# Required work
Transcribe the material word for word, but without the images.
-- START OF Listing --
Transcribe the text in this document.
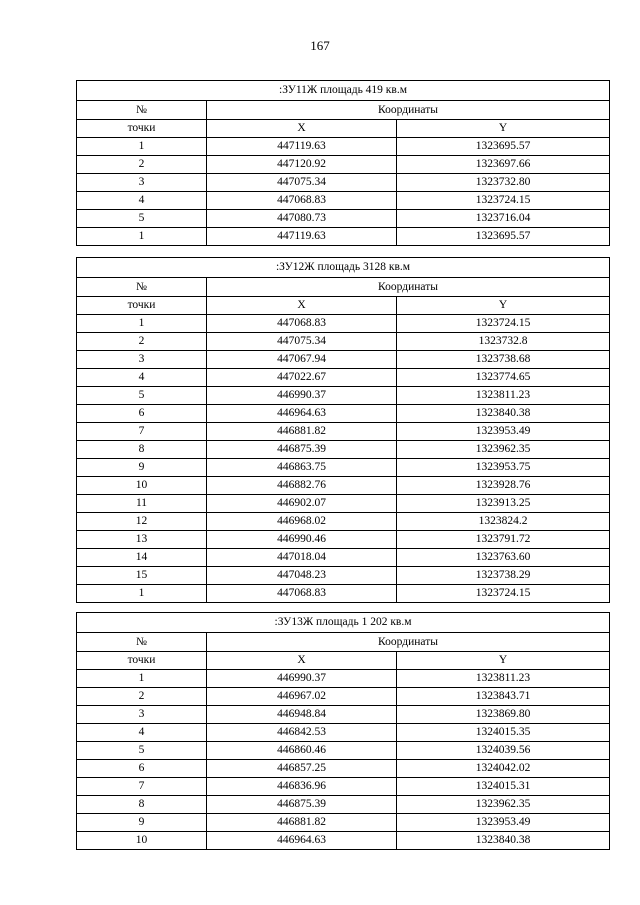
167
:ЗУ11Ж площадь 419 кв.м		
№	Координаты	
точки	X	Y
1	447119.63	1323695.57
2	447120.92	1323697.66
3	447075.34	1323732.80
4	447068.83	1323724.15
5	447080.73	1323716.04
1	447119.63	1323695.57
:ЗУ12Ж площадь 3128 кв.м		
№	Координаты	
точки	X	Y
1	447068.83	1323724.15
2	447075.34	1323732.8
3	447067.94	1323738.68
4	447022.67	1323774.65
5	446990.37	1323811.23
6	446964.63	1323840.38
7	446881.82	1323953.49
8	446875.39	1323962.35
9	446863.75	1323953.75
10	446882.76	1323928.76
11	446902.07	1323913.25
12	446968.02	1323824.2
13	446990.46	1323791.72
14	447018.04	1323763.60
15	447048.23	1323738.29
1	447068.83	1323724.15
:ЗУ13Ж площадь 1 202 кв.м		
№	Координаты	
точки	X	Y
1	446990.37	1323811.23
2	446967.02	1323843.71
3	446948.84	1323869.80
4	446842.53	1324015.35
5	446860.46	1324039.56
6	446857.25	1324042.02
7	446836.96	1324015.31
8	446875.39	1323962.35
9	446881.82	1323953.49
10	446964.63	1323840.38
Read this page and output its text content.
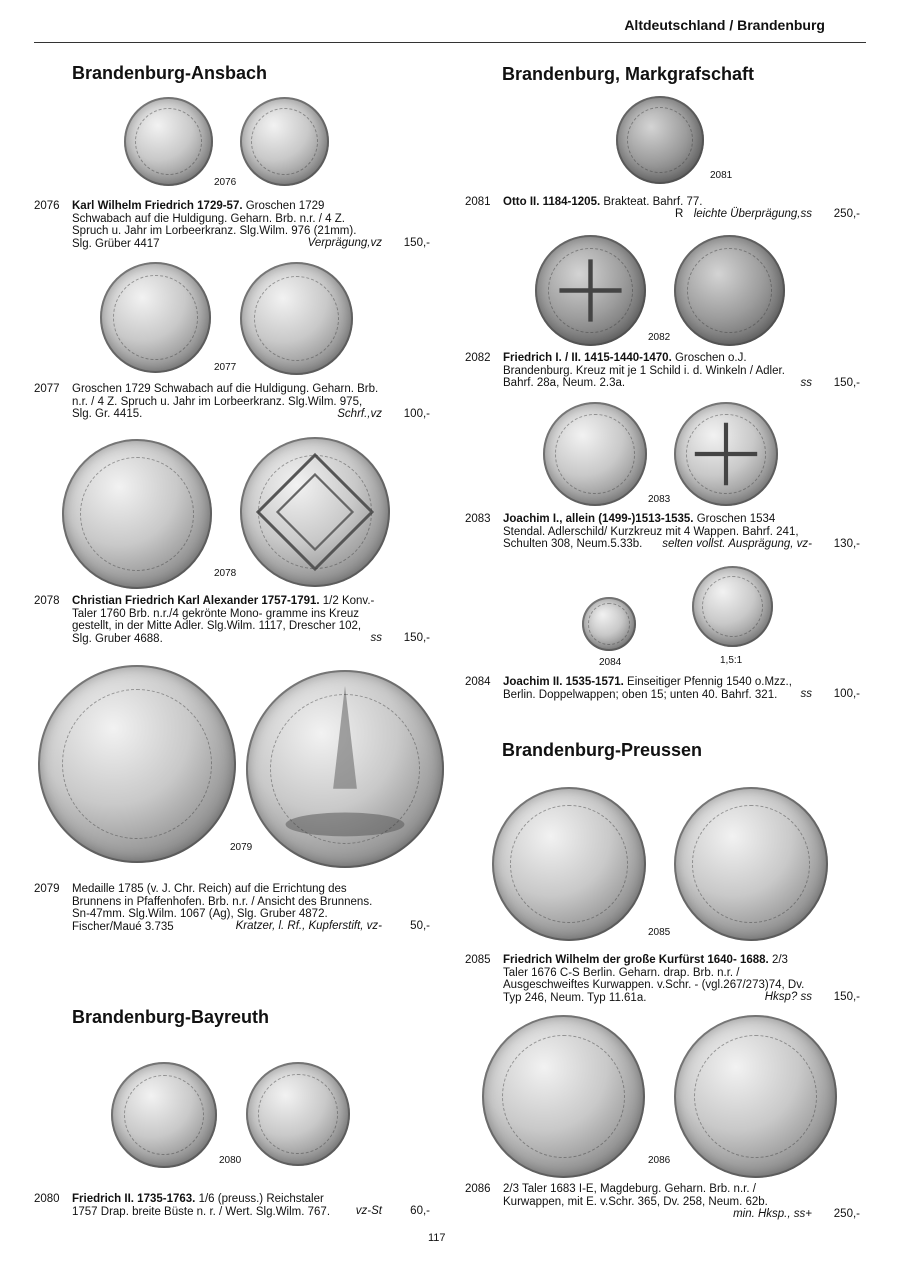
Altdeutschland / Brandenburg
Brandenburg-Ansbach	Brandenburg, Markgrafschaft
Brandenburg-Preussen
Brandenburg-Bayreuth
2076
2076 Karl Wilhelm Friedrich 1729-57. Groschen 1729 Schwabach auf die Huldigung. Geharn. Brb. n.r. / 4 Z. Spruch u. Jahr im Lorbeerkranz. Slg.Wilm. 976 (21mm). Slg. Grüber 4417	Verprägung,vz 150,-
2077
2077 Groschen 1729 Schwabach auf die Huldigung. Geharn. Brb. n.r. / 4 Z. Spruch u. Jahr im Lorbeerkranz. Slg.Wilm. 975, Slg. Gr. 4415.	Schrf.,vz 100,-
2078
2078 Christian Friedrich Karl Alexander 1757-1791. 1/2 Konv.-Taler 1760 Brb. n.r./4 gekrönte Mono- gramme ins Kreuz gestellt, in der Mitte Adler. Slg.Wilm. 1117, Drescher 102, Slg. Gruber 4688.	ss 150,-
2079
2079 Medaille 1785 (v. J. Chr. Reich) auf die Errichtung des Brunnens in Pfaffenhofen. Brb. n.r. / Ansicht des Brunnens. Sn-47mm. Slg.Wilm. 1067 (Ag), Slg. Gruber 4872. Fischer/Maué 3.735	Kratzer, l. Rf., Kupferstift, vz- 50,-
2080
2080 Friedrich II. 1735-1763. 1/6 (preuss.) Reichstaler 1757 Drap. breite Büste n. r. / Wert. Slg.Wilm. 767.	vz-St 60,-
2081
2081 Otto II. 1184-1205. Brakteat. Bahrf. 77.
R leichte Überprägung,ss 250,-
2082
2082 Friedrich I. / II. 1415-1440-1470. Groschen o.J. Brandenburg. Kreuz mit je 1 Schild i. d. Winkeln / Adler. Bahrf. 28a, Neum. 2.3a.	ss 150,-
2083
2083 Joachim I., allein (1499-)1513-1535. Groschen 1534 Stendal. Adlerschild/ Kurzkreuz mit 4 Wappen. Bahrf. 241, Schulten 308, Neum.5.33b.	selten vollst. Ausprägung, vz- 130,-
2084	1,5:1
2084 Joachim II. 1535-1571. Einseitiger Pfennig 1540 o.Mzz., Berlin. Doppelwappen; oben 15; unten 40. Bahrf. 321.	ss 100,-
2085
2085 Friedrich Wilhelm der große Kurfürst 1640- 1688. 2/3 Taler 1676 C-S Berlin. Geharn. drap. Brb. n.r. / Ausgeschweiftes Kurwappen. v.Schr. - (vgl.267/273)74, Dv. Typ 246, Neum. Typ 11.61a.	Hksp? ss 150,-
2086
2086 2/3 Taler 1683 I-E, Magdeburg. Geharn. Brb. n.r. / Kurwappen, mit E. v.Schr. 365, Dv. 258, Neum. 62b.
min. Hksp., ss+ 250,-
117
-- END OF Listing --
# Answer to this exercise
Transcribe the text in this document.
167
:ЗУ11Ж площадь 419 кв.м		
№	Координаты	
точки	X	Y
1	447119.63	1323695.57
2	447120.92	1323697.66
3	447075.34	1323732.80
4	447068.83	1323724.15
5	447080.73	1323716.04
1	447119.63	1323695.57
:ЗУ12Ж площадь 3128 кв.м		
№	Координаты	
точки	X	Y
1	447068.83	1323724.15
2	447075.34	1323732.8
3	447067.94	1323738.68
4	447022.67	1323774.65
5	446990.37	1323811.23
6	446964.63	1323840.38
7	446881.82	1323953.49
8	446875.39	1323962.35
9	446863.75	1323953.75
10	446882.76	1323928.76
11	446902.07	1323913.25
12	446968.02	1323824.2
13	446990.46	1323791.72
14	447018.04	1323763.60
15	447048.23	1323738.29
1	447068.83	1323724.15
:ЗУ13Ж площадь 1 202 кв.м		
№	Координаты	
точки	X	Y
1	446990.37	1323811.23
2	446967.02	1323843.71
3	446948.84	1323869.80
4	446842.53	1324015.35
5	446860.46	1324039.56
6	446857.25	1324042.02
7	446836.96	1324015.31
8	446875.39	1323962.35
9	446881.82	1323953.49
10	446964.63	1323840.38
Read this page and output its text content.
Altdeutschland / Brandenburg
Brandenburg-Ansbach	Brandenburg, Markgrafschaft
Brandenburg-Preussen
Brandenburg-Bayreuth
2076
2076 Karl Wilhelm Friedrich 1729-57. Groschen 1729 Schwabach auf die Huldigung. Geharn. Brb. n.r. / 4 Z. Spruch u. Jahr im Lorbeerkranz. Slg.Wilm. 976 (21mm). Slg. Grüber 4417	Verprägung,vz 150,-
2077
2077 Groschen 1729 Schwabach auf die Huldigung. Geharn. Brb. n.r. / 4 Z. Spruch u. Jahr im Lorbeerkranz. Slg.Wilm. 975, Slg. Gr. 4415.	Schrf.,vz 100,-
2078
2078 Christian Friedrich Karl Alexander 1757-1791. 1/2 Konv.-Taler 1760 Brb. n.r./4 gekrönte Mono- gramme ins Kreuz gestellt, in der Mitte Adler. Slg.Wilm. 1117, Drescher 102, Slg. Gruber 4688.	ss 150,-
2079
2079 Medaille 1785 (v. J. Chr. Reich) auf die Errichtung des Brunnens in Pfaffenhofen. Brb. n.r. / Ansicht des Brunnens. Sn-47mm. Slg.Wilm. 1067 (Ag), Slg. Gruber 4872. Fischer/Maué 3.735	Kratzer, l. Rf., Kupferstift, vz- 50,-
2080
2080 Friedrich II. 1735-1763. 1/6 (preuss.) Reichstaler 1757 Drap. breite Büste n. r. / Wert. Slg.Wilm. 767.	vz-St 60,-
2081
2081 Otto II. 1184-1205. Brakteat. Bahrf. 77.
R leichte Überprägung,ss 250,-
2082
2082 Friedrich I. / II. 1415-1440-1470. Groschen o.J. Brandenburg. Kreuz mit je 1 Schild i. d. Winkeln / Adler. Bahrf. 28a, Neum. 2.3a.	ss 150,-
2083
2083 Joachim I., allein (1499-)1513-1535. Groschen 1534 Stendal. Adlerschild/ Kurzkreuz mit 4 Wappen. Bahrf. 241, Schulten 308, Neum.5.33b.	selten vollst. Ausprägung, vz- 130,-
2084	1,5:1
2084 Joachim II. 1535-1571. Einseitiger Pfennig 1540 o.Mzz., Berlin. Doppelwappen; oben 15; unten 40. Bahrf. 321.	ss 100,-
2085
2085 Friedrich Wilhelm der große Kurfürst 1640- 1688. 2/3 Taler 1676 C-S Berlin. Geharn. drap. Brb. n.r. / Ausgeschweiftes Kurwappen. v.Schr. - (vgl.267/273)74, Dv. Typ 246, Neum. Typ 11.61a.	Hksp? ss 150,-
2086
2086 2/3 Taler 1683 I-E, Magdeburg. Geharn. Brb. n.r. / Kurwappen, mit E. v.Schr. 365, Dv. 258, Neum. 62b.
min. Hksp., ss+ 250,-
117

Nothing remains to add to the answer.